***** Textauszug

Aber als ehemaliger Bayernspieler waren Sie bei Hertha, gerade in der Zweiten Liga, schon etwas Besonderes. Hat das Ihrem Ego geschmeichelt?

Dafür bin ich nicht der Typ. Es ist ganz wichtig, dass man sich nicht zu wichtig nimmt. Ich bin fußballerisch nicht so gesegnet, dass ich mich mit, sagen wir, Raffael vergleichen könnte. Das weiß ich, und das ist auch wichtig, dass ich das weiß. Mir wurde nichts geschenkt. Ich musste mir alles selber erkämpfen. Deswegen habe ich auch nicht die Möglichkeit zu sagen: Ich lass das jetzt mal so ein bisschen laufen.

Wollten Sie sich mit Ihrem Wechsel zu Hertha bewusst abkapseln von München?

Auch nicht. Im Nachhinein hat es sich so entwickelt. Und das war auch sehr gut so.

Sie fliegen also nicht jedes Wochenende nach München?

Anfangs habe ich das gemacht, die Nähe zur Familie und zu den Freunden gesucht. Aber nach zwölf Monaten hat sich das komplett verändert. Wir haben in Berlin ein neues Umfeld aufgebaut, wir fühlen uns zunehmend heimisch. Natürlich ist München ein ganz besonderes Pflaster. Aber ich merke jetzt, dass ich auch woanders ein tolles, zufriedenes, glückliches Leben haben kann. Der sportliche Erfolg hat auch einen großen Teil dazu beigetragen. Alles in allem war es eine gute Entscheidung. Aber ich habe eben nicht gesagt: Ich mache jetzt einen Neuanfang. Oder: Ich muss weg aus München. Es ist aus einem Flow heraus entstanden – ohne dass ich mir bewusst Gedanken darüber gemacht hätte.

Kann ein überzeugter Münchner denn überhaupt zum überzeugten Berliner werden?

Das kann man, weil ich es gerade an mir selbst merke – ohne zu vergessen, dass ich in München aufgewachsen bin und deshalb eine besondere Bindung zu der Stadt habe. Aber München wird mir ja nicht weglaufen, ich kann da immer hin, es gibt fünf Mal am Tag Flüge. Berlin ist wirklich eine Stadt, in der ich mich unheimlich wohl fühle. Ich habe ja auch zwei Jahre in Köln gelebt. Da war es nicht so. Aber Berlin tut mir einfach gut.

Ihr Vertrag bei Hertha läuft noch bis 2013. Stimmt es, dass Sie sich eine vorzeitige Verlängerung vorstellen können?

Ja, es gibt von beiden Seiten Interesse, die Richtung stimmt. Ich spiele da auch mit offenen Karten. Ich muss nicht pokern, von wegen: Es gibt auch andere Angebote. Vielleicht kostet mich das den einen oder anderen Euro, aber das ist mir egal.

Das Gespräch führte Stefan Hermanns.

**********
***** Bereitgestellte Angaben

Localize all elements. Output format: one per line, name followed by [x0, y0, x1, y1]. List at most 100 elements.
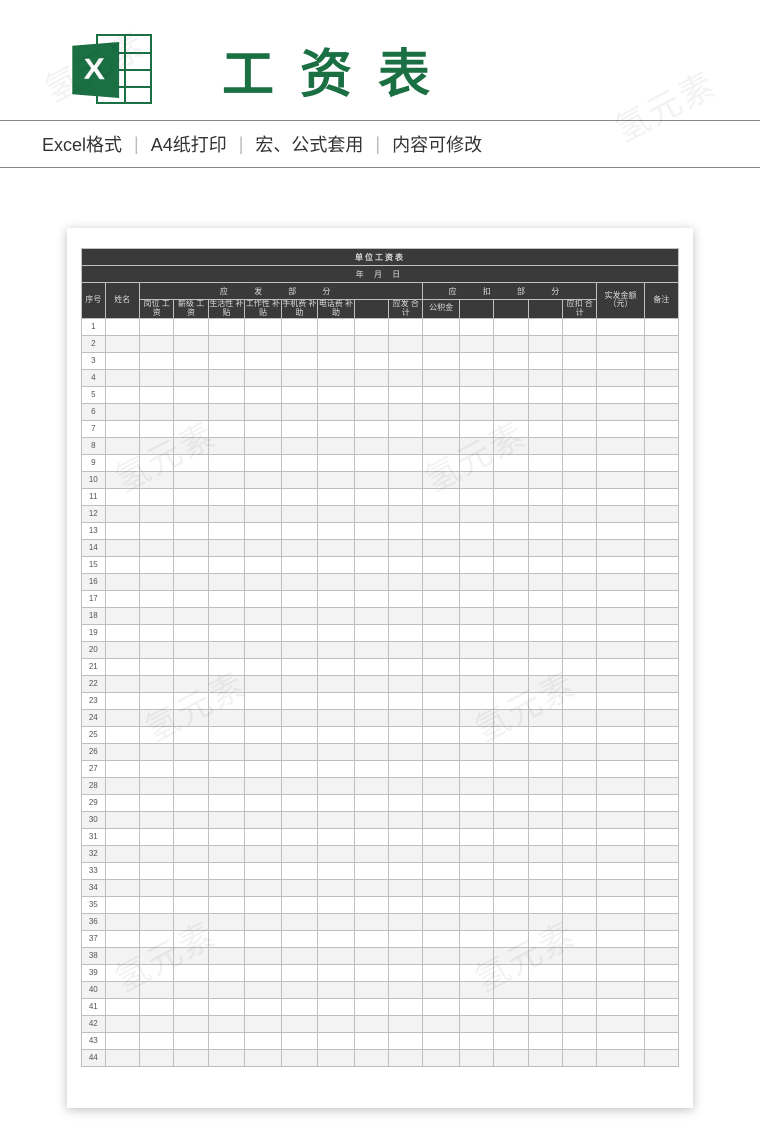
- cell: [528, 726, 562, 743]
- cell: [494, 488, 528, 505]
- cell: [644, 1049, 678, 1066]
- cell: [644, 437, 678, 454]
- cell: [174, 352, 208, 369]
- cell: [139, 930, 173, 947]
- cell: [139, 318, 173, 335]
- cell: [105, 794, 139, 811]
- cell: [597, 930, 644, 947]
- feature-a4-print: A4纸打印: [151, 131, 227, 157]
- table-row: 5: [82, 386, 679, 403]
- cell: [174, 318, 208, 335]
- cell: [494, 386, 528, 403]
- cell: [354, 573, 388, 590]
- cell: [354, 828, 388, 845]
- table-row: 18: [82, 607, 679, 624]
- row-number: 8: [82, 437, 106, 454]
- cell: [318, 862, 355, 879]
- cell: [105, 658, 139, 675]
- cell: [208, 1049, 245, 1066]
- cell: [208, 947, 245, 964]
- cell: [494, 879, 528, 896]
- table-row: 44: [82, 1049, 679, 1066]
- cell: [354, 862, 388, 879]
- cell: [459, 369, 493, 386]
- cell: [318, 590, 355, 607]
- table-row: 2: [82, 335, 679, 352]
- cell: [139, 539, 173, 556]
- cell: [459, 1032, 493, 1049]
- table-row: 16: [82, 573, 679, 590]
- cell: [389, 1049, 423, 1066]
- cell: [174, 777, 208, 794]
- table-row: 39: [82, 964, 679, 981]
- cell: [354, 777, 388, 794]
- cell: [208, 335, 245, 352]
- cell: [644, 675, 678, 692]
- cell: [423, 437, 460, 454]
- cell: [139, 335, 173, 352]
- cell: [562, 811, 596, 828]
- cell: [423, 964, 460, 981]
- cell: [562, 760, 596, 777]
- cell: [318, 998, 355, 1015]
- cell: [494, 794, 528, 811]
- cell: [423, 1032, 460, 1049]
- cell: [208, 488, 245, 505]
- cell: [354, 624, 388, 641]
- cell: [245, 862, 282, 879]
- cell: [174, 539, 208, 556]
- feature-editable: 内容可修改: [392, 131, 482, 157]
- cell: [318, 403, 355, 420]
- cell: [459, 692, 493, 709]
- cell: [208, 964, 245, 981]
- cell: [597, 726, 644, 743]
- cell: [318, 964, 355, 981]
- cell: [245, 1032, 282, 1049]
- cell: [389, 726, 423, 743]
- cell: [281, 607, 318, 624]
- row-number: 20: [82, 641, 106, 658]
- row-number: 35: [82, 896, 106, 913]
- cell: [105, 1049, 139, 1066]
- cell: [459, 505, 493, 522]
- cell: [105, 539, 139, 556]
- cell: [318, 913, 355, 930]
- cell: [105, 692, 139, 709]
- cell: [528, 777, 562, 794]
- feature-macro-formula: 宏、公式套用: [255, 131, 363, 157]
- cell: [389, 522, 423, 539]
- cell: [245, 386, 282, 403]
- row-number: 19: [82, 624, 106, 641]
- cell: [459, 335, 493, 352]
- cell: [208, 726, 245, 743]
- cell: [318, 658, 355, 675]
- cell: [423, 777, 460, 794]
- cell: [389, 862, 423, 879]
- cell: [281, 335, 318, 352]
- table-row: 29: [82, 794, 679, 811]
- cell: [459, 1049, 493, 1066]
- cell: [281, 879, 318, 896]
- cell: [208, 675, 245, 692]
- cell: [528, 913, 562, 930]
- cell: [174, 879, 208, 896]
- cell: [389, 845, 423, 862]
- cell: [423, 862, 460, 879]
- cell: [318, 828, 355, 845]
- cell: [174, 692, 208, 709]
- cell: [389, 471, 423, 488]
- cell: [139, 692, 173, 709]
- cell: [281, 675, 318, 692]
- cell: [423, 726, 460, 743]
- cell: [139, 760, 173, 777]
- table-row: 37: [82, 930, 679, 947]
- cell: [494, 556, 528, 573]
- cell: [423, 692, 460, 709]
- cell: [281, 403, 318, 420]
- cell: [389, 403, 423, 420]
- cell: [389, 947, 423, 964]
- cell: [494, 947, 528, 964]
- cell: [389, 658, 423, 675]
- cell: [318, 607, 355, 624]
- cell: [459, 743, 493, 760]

**********
***** Bereitgestellte Angaben

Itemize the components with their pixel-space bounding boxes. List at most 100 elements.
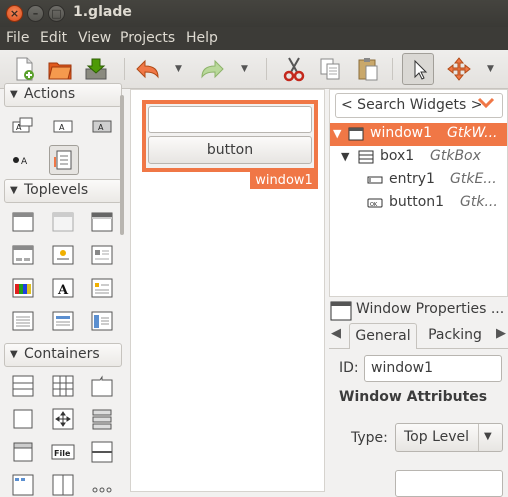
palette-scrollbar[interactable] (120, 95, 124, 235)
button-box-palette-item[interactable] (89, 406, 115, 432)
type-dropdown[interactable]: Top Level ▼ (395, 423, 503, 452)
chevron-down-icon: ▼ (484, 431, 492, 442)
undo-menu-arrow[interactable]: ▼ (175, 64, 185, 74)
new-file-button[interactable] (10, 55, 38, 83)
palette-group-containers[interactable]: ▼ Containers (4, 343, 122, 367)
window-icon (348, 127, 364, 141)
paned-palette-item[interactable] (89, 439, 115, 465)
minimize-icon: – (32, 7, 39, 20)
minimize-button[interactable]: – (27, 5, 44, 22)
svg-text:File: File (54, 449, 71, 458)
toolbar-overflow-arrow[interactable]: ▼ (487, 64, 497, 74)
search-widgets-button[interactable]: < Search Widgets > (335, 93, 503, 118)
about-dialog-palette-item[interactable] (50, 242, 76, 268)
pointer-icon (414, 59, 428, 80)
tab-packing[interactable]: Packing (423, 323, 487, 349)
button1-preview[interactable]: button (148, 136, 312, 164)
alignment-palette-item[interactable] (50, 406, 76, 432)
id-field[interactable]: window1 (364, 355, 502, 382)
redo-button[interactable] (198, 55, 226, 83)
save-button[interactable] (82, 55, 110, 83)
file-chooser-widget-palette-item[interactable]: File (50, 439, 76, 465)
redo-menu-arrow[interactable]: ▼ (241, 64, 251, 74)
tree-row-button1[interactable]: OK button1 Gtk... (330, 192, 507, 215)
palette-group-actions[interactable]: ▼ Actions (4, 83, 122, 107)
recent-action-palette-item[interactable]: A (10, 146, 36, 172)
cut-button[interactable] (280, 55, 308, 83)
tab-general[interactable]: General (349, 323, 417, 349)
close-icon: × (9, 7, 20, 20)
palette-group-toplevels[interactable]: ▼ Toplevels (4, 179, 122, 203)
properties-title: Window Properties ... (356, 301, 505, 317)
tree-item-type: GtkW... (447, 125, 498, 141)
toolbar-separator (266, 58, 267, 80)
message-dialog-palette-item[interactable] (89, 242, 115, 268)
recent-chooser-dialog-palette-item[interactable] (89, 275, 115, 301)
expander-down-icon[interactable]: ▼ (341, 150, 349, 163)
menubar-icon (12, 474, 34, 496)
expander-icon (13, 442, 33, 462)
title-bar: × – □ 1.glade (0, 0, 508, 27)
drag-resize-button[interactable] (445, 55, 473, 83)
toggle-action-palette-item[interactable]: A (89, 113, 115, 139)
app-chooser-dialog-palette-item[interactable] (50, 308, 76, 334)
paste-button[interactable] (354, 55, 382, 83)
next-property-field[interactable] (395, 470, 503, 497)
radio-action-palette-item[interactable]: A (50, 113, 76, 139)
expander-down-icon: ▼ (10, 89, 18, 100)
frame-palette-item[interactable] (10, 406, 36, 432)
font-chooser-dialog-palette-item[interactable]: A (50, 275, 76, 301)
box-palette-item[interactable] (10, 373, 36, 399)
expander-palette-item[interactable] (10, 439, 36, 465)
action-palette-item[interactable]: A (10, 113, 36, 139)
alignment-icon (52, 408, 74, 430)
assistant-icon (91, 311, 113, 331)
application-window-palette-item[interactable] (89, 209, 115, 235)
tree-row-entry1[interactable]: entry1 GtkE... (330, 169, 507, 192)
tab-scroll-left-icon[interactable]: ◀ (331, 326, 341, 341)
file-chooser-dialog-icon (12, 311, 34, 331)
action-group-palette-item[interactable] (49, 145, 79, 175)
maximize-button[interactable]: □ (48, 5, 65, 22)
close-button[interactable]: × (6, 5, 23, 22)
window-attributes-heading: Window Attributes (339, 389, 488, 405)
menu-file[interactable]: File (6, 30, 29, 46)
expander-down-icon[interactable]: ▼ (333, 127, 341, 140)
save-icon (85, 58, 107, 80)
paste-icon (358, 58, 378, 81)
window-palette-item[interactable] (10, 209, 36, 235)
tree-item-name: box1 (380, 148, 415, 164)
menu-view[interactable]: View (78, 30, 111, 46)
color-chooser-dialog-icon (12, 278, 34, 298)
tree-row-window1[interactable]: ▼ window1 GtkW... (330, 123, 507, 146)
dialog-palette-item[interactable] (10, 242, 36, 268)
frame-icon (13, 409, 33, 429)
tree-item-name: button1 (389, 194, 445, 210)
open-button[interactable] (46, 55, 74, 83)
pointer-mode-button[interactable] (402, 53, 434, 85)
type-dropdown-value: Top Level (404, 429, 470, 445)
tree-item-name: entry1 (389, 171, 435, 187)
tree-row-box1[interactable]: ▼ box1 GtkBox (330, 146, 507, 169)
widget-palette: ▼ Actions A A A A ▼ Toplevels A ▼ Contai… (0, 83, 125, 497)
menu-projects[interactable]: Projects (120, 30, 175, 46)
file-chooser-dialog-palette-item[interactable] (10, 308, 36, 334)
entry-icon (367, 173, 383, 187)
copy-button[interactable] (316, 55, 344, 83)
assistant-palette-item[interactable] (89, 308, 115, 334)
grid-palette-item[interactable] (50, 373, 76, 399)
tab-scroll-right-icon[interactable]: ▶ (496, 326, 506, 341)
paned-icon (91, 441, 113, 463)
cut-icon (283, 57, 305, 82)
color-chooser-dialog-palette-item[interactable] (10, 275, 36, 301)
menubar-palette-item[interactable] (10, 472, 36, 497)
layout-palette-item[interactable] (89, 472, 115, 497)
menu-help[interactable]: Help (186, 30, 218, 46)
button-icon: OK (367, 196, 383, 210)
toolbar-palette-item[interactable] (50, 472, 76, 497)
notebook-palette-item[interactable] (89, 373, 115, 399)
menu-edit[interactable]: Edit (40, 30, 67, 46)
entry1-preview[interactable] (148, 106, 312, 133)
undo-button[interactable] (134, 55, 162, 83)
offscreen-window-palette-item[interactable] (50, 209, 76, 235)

**********
***** Bereitgestellte Angaben

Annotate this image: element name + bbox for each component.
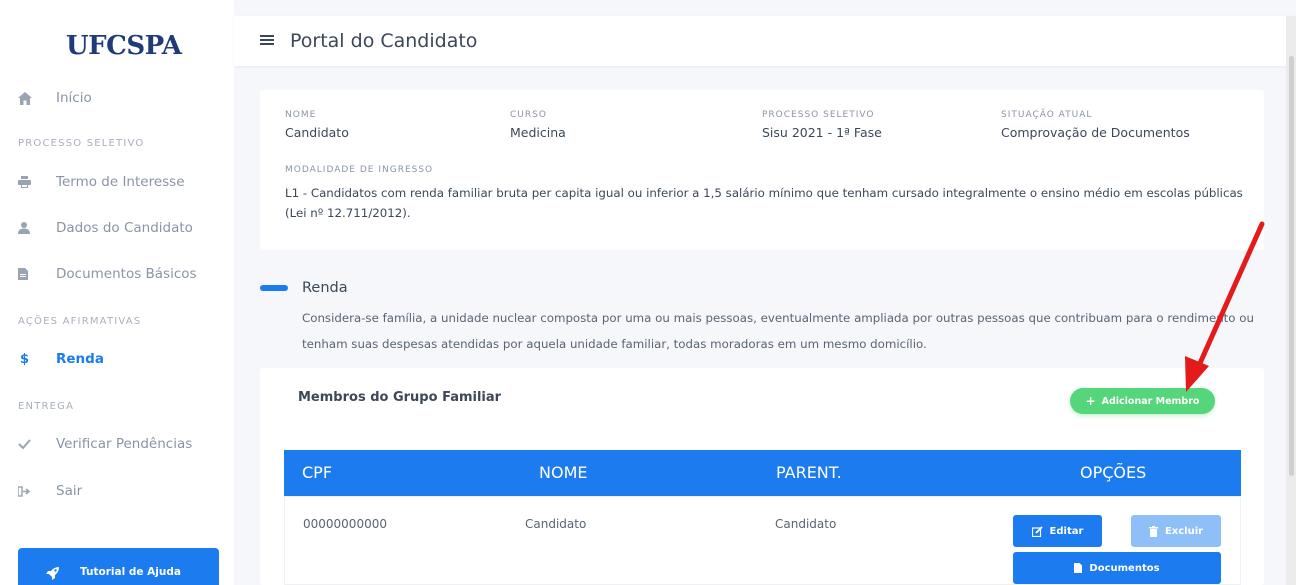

**********

• **Ziel 1**
Bis zu welchem Jahr läuft der Vertrag bei Hertha laut dem Interview noch?
• **Ziel 2**
Schreiben Sie aus dem Interview den Abschnitt unverändert ab, der mit den Worten beginnt, die „Anfangs habe ich“ enthalten, und mit „überzeugten Berliner werden?“ schließt.

• **Schriftliche Antwort 1**
Der Vertrag bei Hertha läuft noch bis 2013.

• **Schriftliche Antwort 2**
Anfangs habe ich das gemacht, die Nähe zur Familie und zu den Freunden gesucht. Aber nach zwölf Monaten hat sich das komplett verändert. Wir haben in Berlin ein neues Umfeld aufgebaut, wir fühlen uns zunehmend heimisch. Natürlich ist München ein ganz besonderes Pflaster. Aber ich merke jetzt, dass ich auch woanders ein tolles, zufriedenes, glückliches Leben haben kann. Der sportliche Erfolg hat auch einen großen Teil dazu beigetragen. Alles in allem war es eine gute Entscheidung. Aber ich habe eben nicht gesagt: Ich mache jetzt einen Neuanfang. Oder: Ich muss weg aus München. Es ist aus einem Flow heraus entstanden – ohne dass ich mir bewusst Gedanken darüber gemacht hätte.

Kann ein überzeugter Münchner denn überhaupt zum überzeugten Berliner werden?